◆ **TASK DETAILS**
All lines in which the word "words" occurs are to be extracted.

—————

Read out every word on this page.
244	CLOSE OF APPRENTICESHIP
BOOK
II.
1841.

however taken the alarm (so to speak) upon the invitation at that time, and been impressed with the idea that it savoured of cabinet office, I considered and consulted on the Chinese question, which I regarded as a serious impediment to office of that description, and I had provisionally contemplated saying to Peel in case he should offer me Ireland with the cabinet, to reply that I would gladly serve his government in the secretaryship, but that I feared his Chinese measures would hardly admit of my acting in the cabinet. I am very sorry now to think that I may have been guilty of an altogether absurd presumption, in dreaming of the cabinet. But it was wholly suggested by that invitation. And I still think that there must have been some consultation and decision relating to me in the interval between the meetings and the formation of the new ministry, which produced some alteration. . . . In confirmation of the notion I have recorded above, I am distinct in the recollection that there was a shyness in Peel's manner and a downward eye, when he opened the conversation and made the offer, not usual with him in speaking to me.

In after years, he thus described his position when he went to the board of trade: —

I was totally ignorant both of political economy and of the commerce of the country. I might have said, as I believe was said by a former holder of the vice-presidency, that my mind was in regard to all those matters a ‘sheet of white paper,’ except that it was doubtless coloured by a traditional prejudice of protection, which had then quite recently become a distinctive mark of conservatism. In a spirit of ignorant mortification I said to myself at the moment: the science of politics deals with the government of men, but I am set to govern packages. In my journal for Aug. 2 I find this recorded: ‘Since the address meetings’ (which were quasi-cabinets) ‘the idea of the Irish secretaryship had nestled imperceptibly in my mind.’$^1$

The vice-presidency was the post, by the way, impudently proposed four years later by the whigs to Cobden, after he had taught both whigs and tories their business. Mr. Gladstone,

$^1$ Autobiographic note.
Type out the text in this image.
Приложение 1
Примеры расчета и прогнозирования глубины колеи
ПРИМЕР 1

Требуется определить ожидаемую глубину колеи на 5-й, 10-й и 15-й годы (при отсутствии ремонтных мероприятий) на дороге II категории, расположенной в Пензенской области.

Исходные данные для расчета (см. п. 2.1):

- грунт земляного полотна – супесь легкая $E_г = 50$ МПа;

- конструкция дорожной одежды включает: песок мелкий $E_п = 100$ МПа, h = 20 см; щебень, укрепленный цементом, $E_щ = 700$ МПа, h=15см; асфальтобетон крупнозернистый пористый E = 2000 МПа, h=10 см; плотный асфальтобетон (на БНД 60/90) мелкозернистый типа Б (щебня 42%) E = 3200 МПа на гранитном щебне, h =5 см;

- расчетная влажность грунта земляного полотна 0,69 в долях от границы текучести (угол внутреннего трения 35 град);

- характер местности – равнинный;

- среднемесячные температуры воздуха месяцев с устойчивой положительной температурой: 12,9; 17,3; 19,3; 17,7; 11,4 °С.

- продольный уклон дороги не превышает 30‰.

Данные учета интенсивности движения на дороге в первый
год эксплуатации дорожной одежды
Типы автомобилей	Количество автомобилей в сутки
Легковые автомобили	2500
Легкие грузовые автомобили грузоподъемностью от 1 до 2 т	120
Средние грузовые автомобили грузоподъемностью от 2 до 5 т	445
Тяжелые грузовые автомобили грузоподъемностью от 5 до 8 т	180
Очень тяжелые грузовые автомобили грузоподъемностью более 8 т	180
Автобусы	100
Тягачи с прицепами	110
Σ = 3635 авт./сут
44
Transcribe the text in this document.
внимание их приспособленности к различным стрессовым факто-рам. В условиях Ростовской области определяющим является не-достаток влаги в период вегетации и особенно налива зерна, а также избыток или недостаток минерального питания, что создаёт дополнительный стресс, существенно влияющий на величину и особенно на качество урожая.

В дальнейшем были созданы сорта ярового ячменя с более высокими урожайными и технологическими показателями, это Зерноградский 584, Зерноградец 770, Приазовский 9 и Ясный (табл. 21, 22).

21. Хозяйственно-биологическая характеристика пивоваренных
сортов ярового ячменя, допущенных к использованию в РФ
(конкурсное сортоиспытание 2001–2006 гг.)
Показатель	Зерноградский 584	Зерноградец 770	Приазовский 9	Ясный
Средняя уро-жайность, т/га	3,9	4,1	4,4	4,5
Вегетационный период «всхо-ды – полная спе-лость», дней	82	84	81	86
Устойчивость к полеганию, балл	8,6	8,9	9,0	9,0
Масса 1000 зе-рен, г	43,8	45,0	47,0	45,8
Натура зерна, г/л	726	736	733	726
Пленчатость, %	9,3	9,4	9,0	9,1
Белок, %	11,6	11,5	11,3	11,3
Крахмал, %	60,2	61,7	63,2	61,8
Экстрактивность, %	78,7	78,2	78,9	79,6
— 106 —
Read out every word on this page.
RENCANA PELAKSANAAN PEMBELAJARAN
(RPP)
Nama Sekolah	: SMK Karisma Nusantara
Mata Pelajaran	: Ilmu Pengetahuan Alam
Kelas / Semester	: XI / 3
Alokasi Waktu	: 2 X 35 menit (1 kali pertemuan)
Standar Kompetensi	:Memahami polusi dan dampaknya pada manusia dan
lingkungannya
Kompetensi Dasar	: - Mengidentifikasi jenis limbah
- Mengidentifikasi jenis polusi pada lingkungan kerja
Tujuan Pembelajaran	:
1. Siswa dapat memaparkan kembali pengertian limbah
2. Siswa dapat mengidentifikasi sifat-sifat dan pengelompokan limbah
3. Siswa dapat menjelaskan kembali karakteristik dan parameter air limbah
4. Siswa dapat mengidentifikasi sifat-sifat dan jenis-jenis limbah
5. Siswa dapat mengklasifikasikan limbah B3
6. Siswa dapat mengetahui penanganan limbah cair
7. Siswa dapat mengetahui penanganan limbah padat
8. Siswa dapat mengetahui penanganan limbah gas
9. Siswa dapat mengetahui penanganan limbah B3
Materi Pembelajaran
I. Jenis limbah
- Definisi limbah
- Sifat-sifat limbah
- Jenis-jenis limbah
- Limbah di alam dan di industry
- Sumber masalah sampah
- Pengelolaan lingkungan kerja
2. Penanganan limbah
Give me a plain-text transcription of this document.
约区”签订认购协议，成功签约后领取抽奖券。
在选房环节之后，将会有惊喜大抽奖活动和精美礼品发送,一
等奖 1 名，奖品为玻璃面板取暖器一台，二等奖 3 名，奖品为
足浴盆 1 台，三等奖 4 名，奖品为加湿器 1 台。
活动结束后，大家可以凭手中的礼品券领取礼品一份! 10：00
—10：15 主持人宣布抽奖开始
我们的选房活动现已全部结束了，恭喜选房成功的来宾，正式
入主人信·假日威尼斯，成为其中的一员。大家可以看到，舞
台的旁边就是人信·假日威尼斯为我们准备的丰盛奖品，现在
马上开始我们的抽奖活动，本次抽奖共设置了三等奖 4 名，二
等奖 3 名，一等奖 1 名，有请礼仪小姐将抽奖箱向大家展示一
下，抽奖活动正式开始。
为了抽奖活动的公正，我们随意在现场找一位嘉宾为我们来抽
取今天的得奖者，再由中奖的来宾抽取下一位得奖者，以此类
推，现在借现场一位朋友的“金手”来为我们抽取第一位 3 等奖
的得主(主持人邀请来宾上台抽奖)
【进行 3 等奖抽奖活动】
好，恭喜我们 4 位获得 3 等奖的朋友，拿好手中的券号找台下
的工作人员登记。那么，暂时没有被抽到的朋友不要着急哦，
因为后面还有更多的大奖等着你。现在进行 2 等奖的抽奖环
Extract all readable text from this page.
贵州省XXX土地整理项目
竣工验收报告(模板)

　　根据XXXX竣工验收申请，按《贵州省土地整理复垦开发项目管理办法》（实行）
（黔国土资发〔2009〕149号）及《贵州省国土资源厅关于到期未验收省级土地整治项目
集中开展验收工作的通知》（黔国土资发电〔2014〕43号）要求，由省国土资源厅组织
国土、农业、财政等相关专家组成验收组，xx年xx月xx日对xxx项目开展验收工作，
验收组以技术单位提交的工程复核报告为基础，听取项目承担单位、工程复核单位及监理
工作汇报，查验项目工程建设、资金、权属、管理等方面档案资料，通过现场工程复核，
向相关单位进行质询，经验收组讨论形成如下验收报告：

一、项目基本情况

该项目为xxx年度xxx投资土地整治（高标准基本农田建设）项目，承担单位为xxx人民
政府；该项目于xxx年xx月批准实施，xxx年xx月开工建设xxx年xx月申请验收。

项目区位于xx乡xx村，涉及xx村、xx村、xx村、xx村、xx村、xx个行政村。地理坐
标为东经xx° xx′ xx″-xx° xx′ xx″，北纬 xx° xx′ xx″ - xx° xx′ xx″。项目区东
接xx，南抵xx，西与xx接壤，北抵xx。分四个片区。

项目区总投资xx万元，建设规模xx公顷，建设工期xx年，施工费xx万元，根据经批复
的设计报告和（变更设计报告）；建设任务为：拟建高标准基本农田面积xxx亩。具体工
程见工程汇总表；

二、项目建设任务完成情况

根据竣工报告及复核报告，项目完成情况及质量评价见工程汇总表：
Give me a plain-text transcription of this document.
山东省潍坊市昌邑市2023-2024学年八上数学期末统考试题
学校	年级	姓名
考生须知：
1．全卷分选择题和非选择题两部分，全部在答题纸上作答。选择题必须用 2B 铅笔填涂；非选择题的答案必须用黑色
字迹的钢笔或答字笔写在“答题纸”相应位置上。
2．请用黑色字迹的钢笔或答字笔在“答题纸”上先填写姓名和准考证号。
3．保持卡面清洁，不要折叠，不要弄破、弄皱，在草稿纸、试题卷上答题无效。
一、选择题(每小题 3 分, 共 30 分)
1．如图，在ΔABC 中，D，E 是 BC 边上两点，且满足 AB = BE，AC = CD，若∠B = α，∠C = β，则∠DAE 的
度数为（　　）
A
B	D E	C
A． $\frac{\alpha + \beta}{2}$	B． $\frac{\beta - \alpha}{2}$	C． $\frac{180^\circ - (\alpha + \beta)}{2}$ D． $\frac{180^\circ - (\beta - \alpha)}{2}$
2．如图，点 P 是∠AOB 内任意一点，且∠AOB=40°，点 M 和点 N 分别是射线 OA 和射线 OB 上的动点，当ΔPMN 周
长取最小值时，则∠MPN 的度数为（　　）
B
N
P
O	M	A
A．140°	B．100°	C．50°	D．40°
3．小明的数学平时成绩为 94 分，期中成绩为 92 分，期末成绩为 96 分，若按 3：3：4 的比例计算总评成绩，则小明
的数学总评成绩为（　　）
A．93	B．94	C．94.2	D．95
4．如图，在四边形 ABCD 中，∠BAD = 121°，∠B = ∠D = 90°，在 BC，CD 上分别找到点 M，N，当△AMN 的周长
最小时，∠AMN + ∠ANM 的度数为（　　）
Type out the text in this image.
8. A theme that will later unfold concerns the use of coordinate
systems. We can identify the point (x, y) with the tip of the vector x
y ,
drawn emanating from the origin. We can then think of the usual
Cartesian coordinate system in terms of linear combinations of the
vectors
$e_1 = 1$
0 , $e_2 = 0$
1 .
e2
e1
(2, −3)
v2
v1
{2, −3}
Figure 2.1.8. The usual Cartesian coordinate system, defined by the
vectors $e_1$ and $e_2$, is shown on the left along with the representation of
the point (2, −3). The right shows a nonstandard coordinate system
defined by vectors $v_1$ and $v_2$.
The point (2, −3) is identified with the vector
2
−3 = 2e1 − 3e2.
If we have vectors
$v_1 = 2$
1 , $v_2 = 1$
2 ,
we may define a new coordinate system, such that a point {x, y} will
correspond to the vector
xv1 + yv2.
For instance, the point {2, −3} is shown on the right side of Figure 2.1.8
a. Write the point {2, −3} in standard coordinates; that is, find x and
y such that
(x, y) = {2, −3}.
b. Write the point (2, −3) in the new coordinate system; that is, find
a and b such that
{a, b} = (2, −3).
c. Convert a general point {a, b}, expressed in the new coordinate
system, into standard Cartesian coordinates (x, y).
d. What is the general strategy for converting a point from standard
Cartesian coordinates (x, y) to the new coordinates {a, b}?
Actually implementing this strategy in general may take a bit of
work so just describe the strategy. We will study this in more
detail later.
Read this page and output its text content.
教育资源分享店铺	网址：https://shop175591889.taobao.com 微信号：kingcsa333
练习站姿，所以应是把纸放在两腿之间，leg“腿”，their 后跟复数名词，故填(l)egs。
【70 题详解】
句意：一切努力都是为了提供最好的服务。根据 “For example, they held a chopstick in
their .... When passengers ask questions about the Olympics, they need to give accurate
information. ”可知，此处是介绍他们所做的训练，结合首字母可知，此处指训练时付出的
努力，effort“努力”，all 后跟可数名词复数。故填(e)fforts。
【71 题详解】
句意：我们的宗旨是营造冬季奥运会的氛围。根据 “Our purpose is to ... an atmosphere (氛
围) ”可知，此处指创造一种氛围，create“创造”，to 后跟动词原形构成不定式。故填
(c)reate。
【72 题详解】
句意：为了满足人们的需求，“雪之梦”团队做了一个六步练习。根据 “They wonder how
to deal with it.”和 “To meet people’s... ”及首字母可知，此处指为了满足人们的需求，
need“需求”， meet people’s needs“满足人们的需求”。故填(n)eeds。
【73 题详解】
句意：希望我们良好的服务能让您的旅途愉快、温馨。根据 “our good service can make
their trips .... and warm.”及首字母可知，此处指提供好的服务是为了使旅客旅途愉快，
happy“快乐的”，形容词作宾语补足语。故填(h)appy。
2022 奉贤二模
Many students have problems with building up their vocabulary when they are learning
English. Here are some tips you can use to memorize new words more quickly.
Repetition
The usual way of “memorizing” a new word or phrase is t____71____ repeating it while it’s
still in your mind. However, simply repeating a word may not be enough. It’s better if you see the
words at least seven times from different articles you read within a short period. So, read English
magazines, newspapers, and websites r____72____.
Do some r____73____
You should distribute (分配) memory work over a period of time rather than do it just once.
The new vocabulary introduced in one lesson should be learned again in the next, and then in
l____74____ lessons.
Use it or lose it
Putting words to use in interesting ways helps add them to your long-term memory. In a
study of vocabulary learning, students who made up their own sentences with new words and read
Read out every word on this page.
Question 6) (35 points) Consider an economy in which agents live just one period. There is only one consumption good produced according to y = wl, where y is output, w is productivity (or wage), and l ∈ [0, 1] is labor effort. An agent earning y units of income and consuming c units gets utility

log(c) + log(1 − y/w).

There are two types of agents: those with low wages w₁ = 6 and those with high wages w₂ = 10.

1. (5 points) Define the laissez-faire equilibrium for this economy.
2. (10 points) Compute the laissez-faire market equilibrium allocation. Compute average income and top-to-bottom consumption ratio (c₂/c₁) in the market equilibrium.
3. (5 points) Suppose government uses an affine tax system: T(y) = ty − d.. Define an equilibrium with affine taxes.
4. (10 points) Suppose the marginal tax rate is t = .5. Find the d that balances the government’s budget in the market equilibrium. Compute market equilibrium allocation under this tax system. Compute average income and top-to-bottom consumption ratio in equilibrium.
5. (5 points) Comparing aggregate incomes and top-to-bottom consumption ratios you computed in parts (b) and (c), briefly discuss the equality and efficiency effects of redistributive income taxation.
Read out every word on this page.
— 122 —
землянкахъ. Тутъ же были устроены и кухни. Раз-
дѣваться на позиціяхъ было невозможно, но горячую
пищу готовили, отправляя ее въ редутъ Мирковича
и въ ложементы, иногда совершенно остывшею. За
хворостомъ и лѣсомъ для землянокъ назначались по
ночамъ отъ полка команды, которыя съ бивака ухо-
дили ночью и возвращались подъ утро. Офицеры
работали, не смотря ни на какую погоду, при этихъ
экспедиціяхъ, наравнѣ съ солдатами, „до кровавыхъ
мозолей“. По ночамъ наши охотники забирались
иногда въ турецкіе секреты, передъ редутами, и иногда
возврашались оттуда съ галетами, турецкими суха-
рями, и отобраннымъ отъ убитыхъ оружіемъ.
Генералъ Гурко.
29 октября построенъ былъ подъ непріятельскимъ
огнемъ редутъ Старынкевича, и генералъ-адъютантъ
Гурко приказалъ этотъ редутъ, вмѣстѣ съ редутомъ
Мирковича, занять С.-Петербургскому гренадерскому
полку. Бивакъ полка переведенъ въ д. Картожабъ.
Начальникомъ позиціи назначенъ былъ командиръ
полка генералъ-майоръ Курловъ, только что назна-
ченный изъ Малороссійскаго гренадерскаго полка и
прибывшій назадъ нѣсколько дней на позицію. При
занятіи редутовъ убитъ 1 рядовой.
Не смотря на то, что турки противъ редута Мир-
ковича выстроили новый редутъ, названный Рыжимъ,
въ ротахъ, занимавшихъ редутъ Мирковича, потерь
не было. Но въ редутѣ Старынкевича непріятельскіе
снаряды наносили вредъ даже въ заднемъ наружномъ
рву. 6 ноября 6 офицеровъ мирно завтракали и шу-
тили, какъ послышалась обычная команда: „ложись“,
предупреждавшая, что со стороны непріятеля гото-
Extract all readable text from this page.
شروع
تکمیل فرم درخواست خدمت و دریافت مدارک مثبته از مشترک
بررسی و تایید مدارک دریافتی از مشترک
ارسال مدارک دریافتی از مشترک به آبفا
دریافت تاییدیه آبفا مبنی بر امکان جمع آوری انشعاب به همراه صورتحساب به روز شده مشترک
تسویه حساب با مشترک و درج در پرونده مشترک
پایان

—————

◆ **RESPONSE TO THE EXERCISE**
English. Here are some tips you can use to memorize new words more quickly.
words at least seven times from different articles you read within a short period. So, read English
Putting words to use in interesting ways helps add them to your long-term memory. In a
study of vocabulary learning, students who made up their own sentences with new words and read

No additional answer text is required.